* WHAT IS NEEDED
What follows is a set of records; repeat all of them exactly.
Start of EXERCISE MATERIALS
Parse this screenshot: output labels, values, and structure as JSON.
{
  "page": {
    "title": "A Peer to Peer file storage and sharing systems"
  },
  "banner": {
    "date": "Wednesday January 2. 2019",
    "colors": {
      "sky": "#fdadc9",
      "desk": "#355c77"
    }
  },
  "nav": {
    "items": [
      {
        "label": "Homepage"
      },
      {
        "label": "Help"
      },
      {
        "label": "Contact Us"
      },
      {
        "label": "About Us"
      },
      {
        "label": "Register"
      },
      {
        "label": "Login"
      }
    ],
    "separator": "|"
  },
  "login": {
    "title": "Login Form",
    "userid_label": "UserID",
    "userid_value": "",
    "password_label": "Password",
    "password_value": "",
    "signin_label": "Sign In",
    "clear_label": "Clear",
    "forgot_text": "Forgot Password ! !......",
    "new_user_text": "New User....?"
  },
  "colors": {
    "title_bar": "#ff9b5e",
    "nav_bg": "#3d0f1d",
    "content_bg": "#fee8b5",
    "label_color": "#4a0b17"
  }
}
End of EXERCISE MATERIALS
* FINAL ANSWER
Parse this screenshot: output labels, values, and structure as JSON.
{
  "page": {
    "title": "A Peer to Peer file storage and sharing systems"
  },
  "banner": {
    "date": "Wednesday January 2. 2019",
    "colors": {
      "sky": "#fdadc9",
      "desk": "#355c77"
    }
  },
  "nav": {
    "items": [
      {
        "label": "Homepage"
      },
      {
        "label": "Help"
      },
      {
        "label": "Contact Us"
      },
      {
        "label": "About Us"
      },
      {
        "label": "Register"
      },
      {
        "label": "Login"
      }
    ],
    "separator": "|"
  },
  "login": {
    "title": "Login Form",
    "userid_label": "UserID",
    "userid_value": "",
    "password_label": "Password",
    "password_value": "",
    "signin_label": "Sign In",
    "clear_label": "Clear",
    "forgot_text": "Forgot Password ! !......",
    "new_user_text": "New User....?"
  },
  "colors": {
    "title_bar": "#ff9b5e",
    "nav_bg": "#3d0f1d",
    "content_bg": "#fee8b5",
    "label_color": "#4a0b17"
  }
}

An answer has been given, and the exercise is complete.